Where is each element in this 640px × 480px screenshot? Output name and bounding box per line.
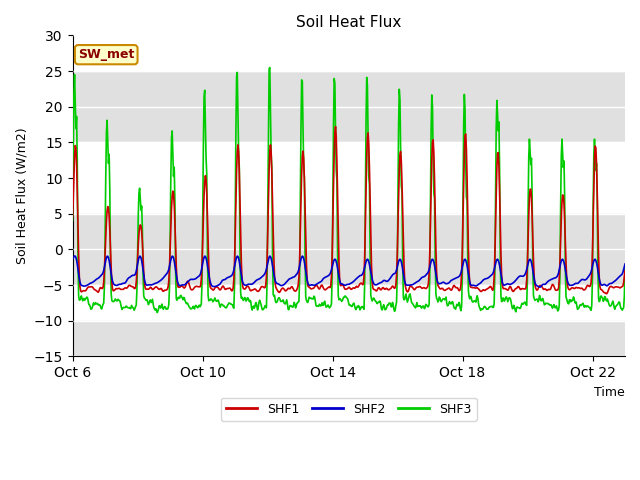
Line: SHF1: SHF1	[72, 127, 625, 294]
SHF1	[132, 284, 140, 290]
SHF1	[332, 124, 339, 130]
SHF3	[266, 65, 274, 71]
SHF1	[621, 267, 629, 273]
SHF1	[402, 287, 410, 292]
Bar	[72, 214, 625, 285]
SHF2	[492, 261, 499, 266]
Title: Soil Heat Flux: Soil Heat Flux	[296, 15, 401, 30]
SHF3	[132, 304, 140, 310]
SHF1	[492, 223, 499, 228]
Bar	[72, 143, 625, 214]
SHF3	[143, 297, 151, 303]
Legend: SHF1, SHF2, SHF3: SHF1, SHF2, SHF3	[221, 398, 477, 420]
Bar	[72, 285, 625, 321]
SHF2	[536, 284, 543, 290]
SHF2	[71, 253, 79, 259]
SHF3	[154, 310, 161, 315]
X-axis label: Time: Time	[595, 385, 625, 398]
Text: SW_met: SW_met	[78, 48, 134, 61]
SHF3	[181, 298, 189, 304]
SHF3	[621, 264, 629, 270]
SHF1	[180, 285, 188, 291]
Y-axis label: Soil Heat Flux (W/m2): Soil Heat Flux (W/m2)	[15, 128, 28, 264]
SHF2	[181, 282, 189, 288]
SHF2	[144, 282, 152, 288]
Bar	[72, 36, 625, 71]
SHF2	[402, 282, 410, 288]
SHF1	[143, 286, 151, 292]
SHF3	[68, 217, 76, 223]
SHF2	[355, 273, 363, 279]
SHF1	[603, 291, 611, 297]
SHF1	[355, 282, 363, 288]
Bar	[72, 321, 625, 356]
SHF3	[403, 296, 411, 301]
SHF2	[621, 261, 629, 267]
SHF3	[492, 125, 500, 131]
Line: SHF3: SHF3	[72, 68, 625, 312]
SHF2	[68, 256, 76, 262]
Bar	[72, 71, 625, 143]
SHF1	[68, 215, 76, 221]
Line: SHF2: SHF2	[72, 256, 625, 287]
SHF3	[356, 307, 364, 313]
SHF2	[132, 268, 140, 274]
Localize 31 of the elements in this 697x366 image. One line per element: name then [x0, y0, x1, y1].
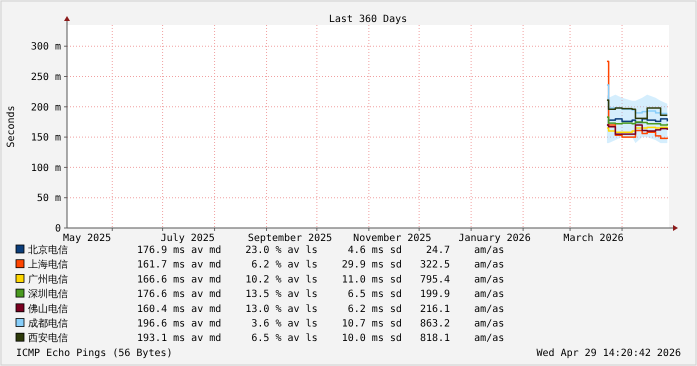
y-tick-label: 250 m — [30, 72, 61, 84]
chart-title: Last 360 Days — [328, 14, 408, 25]
text: 166.6 ms av md 10.2 % av ls 11.0 ms sd 795.4 am/as — [137, 274, 504, 286]
text: 196.6 ms av md 3.6 % av ls 10.7 ms sd 863.2 am/as — [137, 318, 504, 330]
text: 193.1 ms av md 6.5 % av ls 10.0 ms sd 818.1 am/as — [137, 333, 504, 344]
x-tick-label: March 2026 — [563, 233, 624, 244]
legend-label: 上海电信 — [28, 258, 68, 271]
y-tick-label: 300 m — [30, 42, 61, 53]
legend-label: 西安电信 — [28, 332, 68, 344]
legend-label: 深圳电信 — [28, 288, 68, 300]
legend-label: 北京电信 — [28, 244, 68, 256]
legend-label: 佛山电信 — [28, 302, 68, 315]
text: ICMP Echo Pings (56 Bytes) — [16, 348, 173, 359]
y-tick-label: 200 m — [30, 102, 61, 114]
legend-label: 成都电信 — [28, 318, 68, 330]
y-tick-label: 100 m — [30, 162, 61, 174]
x-tick-label: May 2025 — [63, 233, 112, 244]
text: 161.7 ms av md 6.2 % av ls 29.9 ms sd 322.5 am/as — [137, 260, 504, 271]
text: 176.9 ms av md 23.0 % av ls 4.6 ms sd 24.7 am/as — [137, 245, 504, 256]
y-tick-label: 0 — [54, 224, 61, 234]
y-tick-label: 150 m — [30, 132, 61, 144]
x-tick-label: September 2025 — [248, 233, 332, 244]
y-axis-title: Seconds — [6, 105, 17, 148]
text: 176.6 ms av md 13.5 % av ls 6.5 ms sd 199.9 am/as — [137, 289, 504, 300]
x-tick-label: January 2026 — [458, 233, 531, 244]
legend-label: 广州电信 — [28, 273, 68, 286]
text: Wed Apr 29 14:20:42 2026 — [536, 348, 681, 359]
text: 160.4 ms av md 13.0 % av ls 6.2 ms sd 216.1 am/as — [137, 304, 504, 315]
x-tick-label: November 2025 — [353, 233, 432, 244]
x-tick-label: July 2025 — [160, 233, 215, 244]
y-tick-label: 50 m — [36, 193, 61, 204]
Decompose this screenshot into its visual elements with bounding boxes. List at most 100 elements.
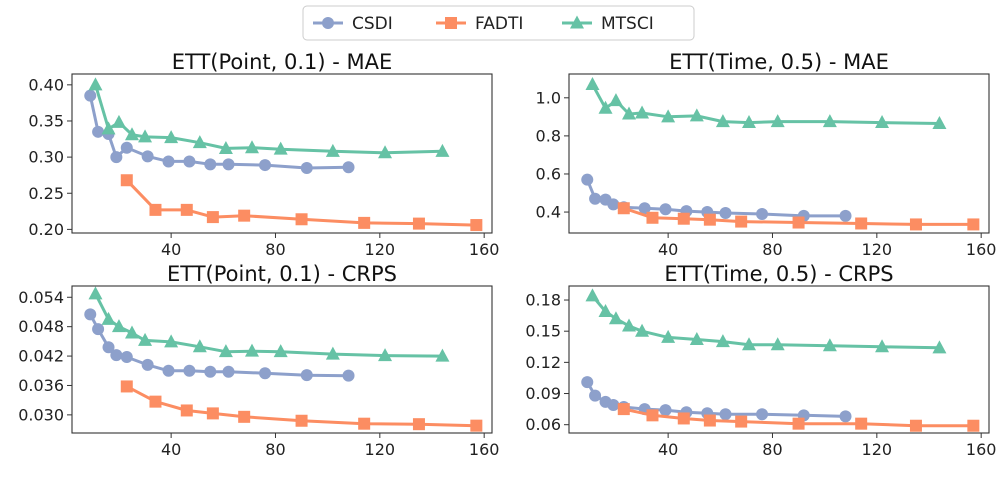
data-point-fadti [238,209,251,222]
data-point-csdi [102,341,115,354]
data-point-fadti [792,417,805,430]
data-point-csdi [204,158,217,171]
data-point-mtsci [325,346,340,360]
y-tick-label: 0.12 [525,353,561,372]
data-point-mtsci [622,106,636,120]
data-point-csdi [719,207,732,220]
data-point-mtsci [742,115,756,129]
data-point-mtsci [770,337,785,351]
data-point-fadti [646,211,659,224]
data-point-fadti [470,219,483,232]
y-tick-label: 0.25 [28,184,64,203]
data-point-fadti [149,395,162,408]
legend-label-mtsci: MTSCI [601,14,654,34]
data-point-mtsci [635,323,650,337]
data-point-mtsci [689,108,704,122]
data-point-mtsci [622,318,636,332]
y-tick-label: 0.06 [525,415,561,434]
data-point-fadti [412,418,425,431]
y-tick-label: 0.15 [525,322,561,341]
chart-panel-ett-time-0-5-crps: ETT(Time, 0.5) - CRPS 40 80 120 160 0.06 0.09 0… [525,262,996,459]
data-point-fadti [646,409,659,422]
data-point-csdi [183,155,196,168]
data-point-csdi [110,349,123,362]
data-point-mtsci [273,344,288,358]
data-point-fadti [180,203,193,216]
y-tick-label: 0.6 [536,164,561,183]
data-point-mtsci [88,77,103,91]
data-point-csdi [607,198,620,211]
legend-box [302,5,695,41]
data-point-csdi [756,207,769,220]
data-point-csdi [222,365,235,378]
data-point-mtsci [192,135,207,149]
x-tick-label: 40 [658,440,678,459]
data-point-fadti [909,419,922,432]
x-tick-label: 160 [966,440,996,459]
data-point-fadti [206,211,219,224]
data-point-mtsci [932,340,947,354]
data-point-mtsci [192,339,207,353]
data-point-fadti [735,415,748,428]
data-point-mtsci [111,114,126,128]
x-tick-label: 120 [365,240,396,259]
data-point-csdi [92,323,105,336]
data-point-mtsci [273,141,288,155]
data-point-mtsci [608,311,623,325]
data-point-mtsci [125,325,139,339]
series-line-mtsci [591,294,940,350]
data-point-csdi [581,173,594,186]
x-tick-label: 80 [762,240,782,259]
x-tick-label: 80 [265,240,285,259]
y-tick-label: 0.8 [536,126,561,145]
chart-title: ETT(Point, 0.1) - MAE [172,50,393,74]
data-point-fadti [120,380,133,393]
data-point-mtsci [218,140,233,154]
data-point-fadti [855,217,868,230]
data-point-csdi [162,155,175,168]
data-point-fadti [295,414,308,427]
data-point-mtsci [742,337,756,351]
y-tick-label: 0.40 [28,75,64,94]
data-point-csdi [162,364,175,377]
axes-frame [71,285,493,434]
data-point-csdi [342,161,355,174]
data-point-mtsci [715,334,730,348]
data-point-fadti [909,218,922,231]
chart-panel-ett-time-0-5-mae: ETT(Time, 0.5) - MAE 40 80 120 160 0.4 0.6 0.8 1… [536,50,996,259]
series-line-csdi [88,313,349,378]
axes-frame [71,73,493,234]
x-tick-label: 80 [762,440,782,459]
data-point-mtsci [101,121,116,135]
y-tick-label: 0.4 [536,203,561,222]
data-point-fadti [967,419,980,432]
y-tick-label: 0.042 [18,347,64,366]
chart-title: ETT(Point, 0.1) - CRPS [167,262,397,286]
data-point-mtsci [245,140,259,154]
y-tick-label: 0.30 [28,148,64,167]
data-point-csdi [839,410,852,423]
data-point-fadti [735,215,748,228]
data-point-mtsci [875,339,890,353]
data-point-fadti [412,217,425,230]
data-point-csdi [84,89,97,102]
chart-title: ETT(Time, 0.5) - MAE [669,50,889,74]
data-point-fadti [677,212,690,225]
axes-frame [568,285,990,434]
data-point-fadti [120,174,133,187]
data-point-mtsci [111,319,126,333]
data-point-fadti [149,203,162,216]
data-point-fadti [238,410,251,423]
data-point-csdi [92,125,105,138]
data-point-mtsci [435,348,450,362]
chart-panels: ETT(Point, 0.1) - MAE 40 80 120 160 0.20 0.25 0… [18,50,996,459]
data-point-csdi [120,141,133,154]
data-point-mtsci [101,311,116,325]
x-tick-label: 120 [862,240,893,259]
data-point-mtsci [164,130,179,144]
data-point-csdi [259,159,272,172]
legend-label-fadti: FADTI [475,14,523,34]
chart-title: ETT(Time, 0.5) - CRPS [664,262,893,286]
data-point-mtsci [435,143,450,157]
data-point-fadti [967,218,980,231]
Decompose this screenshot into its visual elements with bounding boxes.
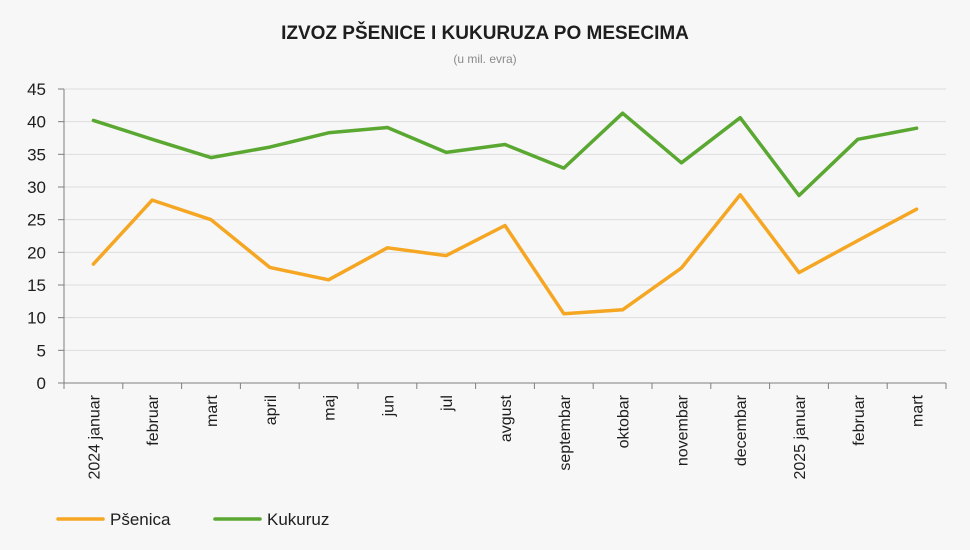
x-tick-label: 2025 januar bbox=[792, 394, 809, 479]
x-tick-label: april bbox=[263, 395, 280, 425]
data-point bbox=[738, 116, 742, 120]
data-point bbox=[915, 126, 919, 130]
data-point bbox=[856, 137, 860, 141]
data-point bbox=[150, 198, 154, 202]
data-point bbox=[385, 126, 389, 130]
y-tick-label: 15 bbox=[27, 276, 46, 295]
data-point bbox=[797, 193, 801, 197]
legend-label: Pšenica bbox=[110, 510, 171, 529]
x-tick-label: novembar bbox=[674, 394, 691, 466]
data-point bbox=[150, 137, 154, 141]
data-point bbox=[385, 246, 389, 250]
data-point bbox=[856, 239, 860, 243]
data-point bbox=[91, 118, 95, 122]
legend-label: Kukuruz bbox=[267, 510, 329, 529]
data-point bbox=[91, 262, 95, 266]
x-tick-label: mart bbox=[204, 394, 221, 427]
x-tick-label: jun bbox=[380, 395, 397, 417]
data-point bbox=[444, 254, 448, 258]
data-point bbox=[621, 111, 625, 115]
chart-title: IZVOZ PŠENICE I KUKURUZA PO MESECIMA bbox=[281, 22, 689, 44]
data-point bbox=[915, 207, 919, 211]
y-axis-ticks: 0 5 10 15 20 25 30 35 40 45 bbox=[27, 80, 46, 393]
x-tick-label: decembar bbox=[733, 394, 750, 466]
series-line-kukuruz bbox=[91, 111, 919, 198]
x-tick-label: septembar bbox=[557, 394, 574, 470]
x-tick-label: jul bbox=[439, 395, 456, 412]
data-point bbox=[327, 278, 331, 282]
data-point bbox=[797, 271, 801, 275]
legend: Pšenica Kukuruz bbox=[56, 510, 329, 529]
data-point bbox=[209, 218, 213, 222]
data-point bbox=[444, 150, 448, 154]
y-tick-label: 30 bbox=[27, 178, 46, 197]
series-line-psenica bbox=[91, 193, 919, 316]
x-tick-label: 2024 januar bbox=[86, 394, 103, 479]
data-point bbox=[621, 308, 625, 312]
data-point bbox=[503, 143, 507, 147]
x-tick-label: avgust bbox=[498, 394, 515, 442]
x-tick-label: mart bbox=[910, 394, 927, 427]
y-tick-label: 25 bbox=[27, 211, 46, 230]
data-point bbox=[679, 161, 683, 165]
data-point bbox=[327, 131, 331, 135]
y-tick-label: 45 bbox=[27, 80, 46, 99]
y-tick-label: 20 bbox=[27, 243, 46, 262]
y-tick-label: 10 bbox=[27, 309, 46, 328]
y-tick-label: 5 bbox=[37, 341, 46, 360]
x-tick-label: maj bbox=[322, 395, 339, 421]
x-tick-label: oktobar bbox=[616, 394, 633, 448]
data-point bbox=[209, 156, 213, 160]
data-point bbox=[503, 224, 507, 228]
y-tick-label: 0 bbox=[37, 374, 46, 393]
gridlines bbox=[64, 88, 946, 351]
x-tick-label: februar bbox=[851, 394, 868, 445]
y-tick-label: 35 bbox=[27, 145, 46, 164]
y-tick-label: 40 bbox=[27, 113, 46, 132]
series-lines bbox=[91, 111, 919, 316]
x-tick-label: februar bbox=[145, 394, 162, 445]
axes bbox=[58, 88, 947, 389]
data-point bbox=[562, 312, 566, 316]
data-point bbox=[738, 193, 742, 197]
chart-subtitle: (u mil. evra) bbox=[453, 52, 516, 66]
data-point bbox=[268, 145, 272, 149]
data-point bbox=[268, 265, 272, 269]
x-axis-ticks: 2024 januar februar mart april maj jun jul avgu… bbox=[86, 394, 926, 479]
data-point bbox=[562, 166, 566, 170]
data-point bbox=[679, 266, 683, 270]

========================================

TO DO: Rewrite the records from their beginning through the line containing "Localize 31 of", with "Soil Heat Flux" changed to "Ground Heat Flux" throughout and nothing else altered. Omit the pictures from your answer.

ANSWER FOR THE TASK:
Where is each element in this 640px × 480px screenshot? Output name and bounding box per line.
Line: SHF1: SHF1	[72, 127, 625, 294]
SHF1	[132, 284, 140, 290]
SHF1	[332, 124, 339, 130]
SHF3	[266, 65, 274, 71]
SHF1	[621, 267, 629, 273]
SHF1	[402, 287, 410, 292]
Bar	[72, 214, 625, 285]
SHF2	[492, 261, 499, 266]
Title: Ground Heat Flux: Ground Heat Flux	[296, 15, 401, 30]
SHF3	[132, 304, 140, 310]
SHF1	[492, 223, 499, 228]
Bar	[72, 143, 625, 214]
SHF3	[143, 297, 151, 303]
Legend: SHF1, SHF2, SHF3: SHF1, SHF2, SHF3	[221, 398, 477, 420]
Bar	[72, 285, 625, 321]
SHF2	[536, 284, 543, 290]
SHF2	[71, 253, 79, 259]
SHF3	[154, 310, 161, 315]
X-axis label: Time: Time	[595, 385, 625, 398]
Text: SW_met: SW_met	[78, 48, 134, 61]
SHF3	[181, 298, 189, 304]
SHF3	[621, 264, 629, 270]
SHF1	[180, 285, 188, 291]
Y-axis label: Ground Heat Flux (W/m2): Ground Heat Flux (W/m2)	[15, 128, 28, 264]
SHF2	[181, 282, 189, 288]
SHF2	[144, 282, 152, 288]
Bar	[72, 36, 625, 71]
SHF2	[402, 282, 410, 288]
SHF1	[143, 286, 151, 292]
SHF3	[68, 217, 76, 223]
SHF2	[355, 273, 363, 279]
SHF1	[603, 291, 611, 297]
SHF1	[355, 282, 363, 288]
Bar	[72, 321, 625, 356]
SHF3	[403, 296, 411, 301]
SHF2	[621, 261, 629, 267]
SHF3	[492, 125, 500, 131]
Line: SHF3: SHF3	[72, 68, 625, 312]
SHF2	[68, 256, 76, 262]
Bar	[72, 71, 625, 143]
SHF1	[68, 215, 76, 221]
Line: SHF2: SHF2	[72, 256, 625, 287]
SHF3	[356, 307, 364, 313]
SHF2	[132, 268, 140, 274]
Localize 31 of the elements in this 697x366 image. One line per element: name then [x0, y0, x1, y1].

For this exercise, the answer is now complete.